+++ DATA PROVIDED

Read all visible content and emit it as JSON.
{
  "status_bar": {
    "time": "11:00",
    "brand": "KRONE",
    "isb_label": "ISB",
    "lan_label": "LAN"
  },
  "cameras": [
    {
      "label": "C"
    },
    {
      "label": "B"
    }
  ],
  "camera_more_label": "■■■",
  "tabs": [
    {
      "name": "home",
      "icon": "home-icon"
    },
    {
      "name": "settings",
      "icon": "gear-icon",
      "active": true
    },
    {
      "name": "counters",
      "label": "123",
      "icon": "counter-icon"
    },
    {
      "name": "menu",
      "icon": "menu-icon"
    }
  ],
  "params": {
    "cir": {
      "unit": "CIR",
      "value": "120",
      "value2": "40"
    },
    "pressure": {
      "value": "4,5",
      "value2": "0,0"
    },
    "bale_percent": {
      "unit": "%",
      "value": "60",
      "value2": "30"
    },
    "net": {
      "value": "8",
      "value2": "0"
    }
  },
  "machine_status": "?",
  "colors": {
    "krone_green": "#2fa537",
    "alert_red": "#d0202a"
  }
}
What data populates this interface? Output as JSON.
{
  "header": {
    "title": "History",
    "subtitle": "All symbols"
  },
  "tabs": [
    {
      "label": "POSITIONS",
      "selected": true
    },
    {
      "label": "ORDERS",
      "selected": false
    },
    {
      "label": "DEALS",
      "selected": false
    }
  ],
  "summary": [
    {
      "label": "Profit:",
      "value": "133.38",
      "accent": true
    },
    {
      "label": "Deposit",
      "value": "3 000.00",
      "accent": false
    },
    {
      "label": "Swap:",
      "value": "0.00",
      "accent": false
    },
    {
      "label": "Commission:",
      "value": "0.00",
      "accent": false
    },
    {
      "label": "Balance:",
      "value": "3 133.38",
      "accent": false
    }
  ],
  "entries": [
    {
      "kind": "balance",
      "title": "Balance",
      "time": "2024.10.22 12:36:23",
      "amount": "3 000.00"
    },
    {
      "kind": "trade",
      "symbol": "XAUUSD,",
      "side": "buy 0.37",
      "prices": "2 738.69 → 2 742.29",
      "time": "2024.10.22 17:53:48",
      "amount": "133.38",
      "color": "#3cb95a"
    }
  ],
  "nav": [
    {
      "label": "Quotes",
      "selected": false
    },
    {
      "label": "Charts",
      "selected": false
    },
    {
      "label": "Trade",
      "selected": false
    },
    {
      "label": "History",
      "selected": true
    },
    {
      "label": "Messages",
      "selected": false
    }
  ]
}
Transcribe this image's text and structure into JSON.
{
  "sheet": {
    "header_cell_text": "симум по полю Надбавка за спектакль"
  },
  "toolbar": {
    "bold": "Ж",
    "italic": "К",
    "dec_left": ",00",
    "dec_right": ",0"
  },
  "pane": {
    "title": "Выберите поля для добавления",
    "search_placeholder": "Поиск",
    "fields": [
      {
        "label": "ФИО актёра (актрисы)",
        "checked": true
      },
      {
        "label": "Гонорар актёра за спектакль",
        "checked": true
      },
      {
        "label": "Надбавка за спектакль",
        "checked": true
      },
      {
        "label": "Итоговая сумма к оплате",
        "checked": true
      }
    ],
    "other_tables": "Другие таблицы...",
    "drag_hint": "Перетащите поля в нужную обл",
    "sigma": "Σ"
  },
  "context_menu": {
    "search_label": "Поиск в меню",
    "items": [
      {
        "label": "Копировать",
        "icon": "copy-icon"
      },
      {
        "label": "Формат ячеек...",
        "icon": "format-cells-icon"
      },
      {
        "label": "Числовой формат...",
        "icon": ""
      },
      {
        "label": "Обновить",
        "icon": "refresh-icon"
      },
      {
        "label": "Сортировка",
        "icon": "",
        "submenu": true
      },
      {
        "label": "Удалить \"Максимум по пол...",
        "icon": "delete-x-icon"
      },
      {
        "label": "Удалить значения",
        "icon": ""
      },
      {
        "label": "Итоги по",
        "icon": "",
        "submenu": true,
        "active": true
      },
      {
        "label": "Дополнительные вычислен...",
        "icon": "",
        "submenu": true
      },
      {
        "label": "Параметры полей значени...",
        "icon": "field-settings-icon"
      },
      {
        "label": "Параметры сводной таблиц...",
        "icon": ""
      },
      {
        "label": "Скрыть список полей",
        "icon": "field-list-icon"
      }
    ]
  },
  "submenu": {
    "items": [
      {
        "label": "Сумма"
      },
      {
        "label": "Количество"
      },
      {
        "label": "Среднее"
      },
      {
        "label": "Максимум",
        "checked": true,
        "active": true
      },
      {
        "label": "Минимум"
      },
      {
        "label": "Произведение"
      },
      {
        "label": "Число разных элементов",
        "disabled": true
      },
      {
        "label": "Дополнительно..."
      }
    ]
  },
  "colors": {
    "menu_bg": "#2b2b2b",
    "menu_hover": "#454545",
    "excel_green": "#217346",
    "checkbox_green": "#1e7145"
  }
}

++++++

Reproduce the records in full, exactly as written.

SOLUTION:
Read all visible content and emit it as JSON.
{
  "status_bar": {
    "time": "11:00",
    "brand": "KRONE",
    "isb_label": "ISB",
    "lan_label": "LAN"
  },
  "cameras": [
    {
      "label": "C"
    },
    {
      "label": "B"
    }
  ],
  "camera_more_label": "■■■",
  "tabs": [
    {
      "name": "home",
      "icon": "home-icon"
    },
    {
      "name": "settings",
      "icon": "gear-icon",
      "active": true
    },
    {
      "name": "counters",
      "label": "123",
      "icon": "counter-icon"
    },
    {
      "name": "menu",
      "icon": "menu-icon"
    }
  ],
  "params": {
    "cir": {
      "unit": "CIR",
      "value": "120",
      "value2": "40"
    },
    "pressure": {
      "value": "4,5",
      "value2": "0,0"
    },
    "bale_percent": {
      "unit": "%",
      "value": "60",
      "value2": "30"
    },
    "net": {
      "value": "8",
      "value2": "0"
    }
  },
  "machine_status": "?",
  "colors": {
    "krone_green": "#2fa537",
    "alert_red": "#d0202a"
  }
}
What data populates this interface? Output as JSON.
{
  "header": {
    "title": "History",
    "subtitle": "All symbols"
  },
  "tabs": [
    {
      "label": "POSITIONS",
      "selected": true
    },
    {
      "label": "ORDERS",
      "selected": false
    },
    {
      "label": "DEALS",
      "selected": false
    }
  ],
  "summary": [
    {
      "label": "Profit:",
      "value": "133.38",
      "accent": true
    },
    {
      "label": "Deposit",
      "value": "3 000.00",
      "accent": false
    },
    {
      "label": "Swap:",
      "value": "0.00",
      "accent": false
    },
    {
      "label": "Commission:",
      "value": "0.00",
      "accent": false
    },
    {
      "label": "Balance:",
      "value": "3 133.38",
      "accent": false
    }
  ],
  "entries": [
    {
      "kind": "balance",
      "title": "Balance",
      "time": "2024.10.22 12:36:23",
      "amount": "3 000.00"
    },
    {
      "kind": "trade",
      "symbol": "XAUUSD,",
      "side": "buy 0.37",
      "prices": "2 738.69 → 2 742.29",
      "time": "2024.10.22 17:53:48",
      "amount": "133.38",
      "color": "#3cb95a"
    }
  ],
  "nav": [
    {
      "label": "Quotes",
      "selected": false
    },
    {
      "label": "Charts",
      "selected": false
    },
    {
      "label": "Trade",
      "selected": false
    },
    {
      "label": "History",
      "selected": true
    },
    {
      "label": "Messages",
      "selected": false
    }
  ]
}
Transcribe this image's text and structure into JSON.
{
  "sheet": {
    "header_cell_text": "симум по полю Надбавка за спектакль"
  },
  "toolbar": {
    "bold": "Ж",
    "italic": "К",
    "dec_left": ",00",
    "dec_right": ",0"
  },
  "pane": {
    "title": "Выберите поля для добавления",
    "search_placeholder": "Поиск",
    "fields": [
      {
        "label": "ФИО актёра (актрисы)",
        "checked": true
      },
      {
        "label": "Гонорар актёра за спектакль",
        "checked": true
      },
      {
        "label": "Надбавка за спектакль",
        "checked": true
      },
      {
        "label": "Итоговая сумма к оплате",
        "checked": true
      }
    ],
    "other_tables": "Другие таблицы...",
    "drag_hint": "Перетащите поля в нужную обл",
    "sigma": "Σ"
  },
  "context_menu": {
    "search_label": "Поиск в меню",
    "items": [
      {
        "label": "Копировать",
        "icon": "copy-icon"
      },
      {
        "label": "Формат ячеек...",
        "icon": "format-cells-icon"
      },
      {
        "label": "Числовой формат...",
        "icon": ""
      },
      {
        "label": "Обновить",
        "icon": "refresh-icon"
      },
      {
        "label": "Сортировка",
        "icon": "",
        "submenu": true
      },
      {
        "label": "Удалить \"Максимум по пол...",
        "icon": "delete-x-icon"
      },
      {
        "label": "Удалить значения",
        "icon": ""
      },
      {
        "label": "Итоги по",
        "icon": "",
        "submenu": true,
        "active": true
      },
      {
        "label": "Дополнительные вычислен...",
        "icon": "",
        "submenu": true
      },
      {
        "label": "Параметры полей значени...",
        "icon": "field-settings-icon"
      },
      {
        "label": "Параметры сводной таблиц...",
        "icon": ""
      },
      {
        "label": "Скрыть список полей",
        "icon": "field-list-icon"
      }
    ]
  },
  "submenu": {
    "items": [
      {
        "label": "Сумма"
      },
      {
        "label": "Количество"
      },
      {
        "label": "Среднее"
      },
      {
        "label": "Максимум",
        "checked": true,
        "active": true
      },
      {
        "label": "Минимум"
      },
      {
        "label": "Произведение"
      },
      {
        "label": "Число разных элементов",
        "disabled": true
      },
      {
        "label": "Дополнительно..."
      }
    ]
  },
  "colors": {
    "menu_bg": "#2b2b2b",
    "menu_hover": "#454545",
    "excel_green": "#217346",
    "checkbox_green": "#1e7145"
  }
}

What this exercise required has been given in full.